Task statement. In the entries below, identify every line with the string "JSON" and copy it.

** START Excerpted records **

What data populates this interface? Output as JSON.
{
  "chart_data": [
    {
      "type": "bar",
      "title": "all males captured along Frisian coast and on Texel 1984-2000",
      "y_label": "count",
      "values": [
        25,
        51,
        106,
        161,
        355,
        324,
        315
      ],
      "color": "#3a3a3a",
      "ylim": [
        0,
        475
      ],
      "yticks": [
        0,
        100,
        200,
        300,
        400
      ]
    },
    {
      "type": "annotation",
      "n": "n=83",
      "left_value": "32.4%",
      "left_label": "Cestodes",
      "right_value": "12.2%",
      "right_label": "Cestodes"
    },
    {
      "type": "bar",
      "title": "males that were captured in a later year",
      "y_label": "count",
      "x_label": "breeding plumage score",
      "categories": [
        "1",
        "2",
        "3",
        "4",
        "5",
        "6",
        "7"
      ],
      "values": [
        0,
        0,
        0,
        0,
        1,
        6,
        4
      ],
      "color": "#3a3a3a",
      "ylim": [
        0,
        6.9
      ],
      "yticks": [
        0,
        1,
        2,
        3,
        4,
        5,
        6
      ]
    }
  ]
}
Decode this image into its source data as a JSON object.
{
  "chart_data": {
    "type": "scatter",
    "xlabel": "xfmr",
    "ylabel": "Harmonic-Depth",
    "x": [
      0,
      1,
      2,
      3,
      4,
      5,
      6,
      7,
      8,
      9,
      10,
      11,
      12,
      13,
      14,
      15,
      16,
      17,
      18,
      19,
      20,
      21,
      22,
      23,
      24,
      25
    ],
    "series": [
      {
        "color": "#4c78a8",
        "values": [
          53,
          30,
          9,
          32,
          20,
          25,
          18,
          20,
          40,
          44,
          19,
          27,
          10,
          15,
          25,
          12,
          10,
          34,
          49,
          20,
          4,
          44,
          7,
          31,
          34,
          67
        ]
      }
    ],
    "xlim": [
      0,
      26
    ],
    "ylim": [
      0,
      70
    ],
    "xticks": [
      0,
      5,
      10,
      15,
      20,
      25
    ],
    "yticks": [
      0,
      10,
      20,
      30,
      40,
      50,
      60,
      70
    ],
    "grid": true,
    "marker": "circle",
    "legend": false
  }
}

** END Excerpted records **

Task result.
What data populates this interface? Output as JSON.
Decode this image into its source data as a JSON object.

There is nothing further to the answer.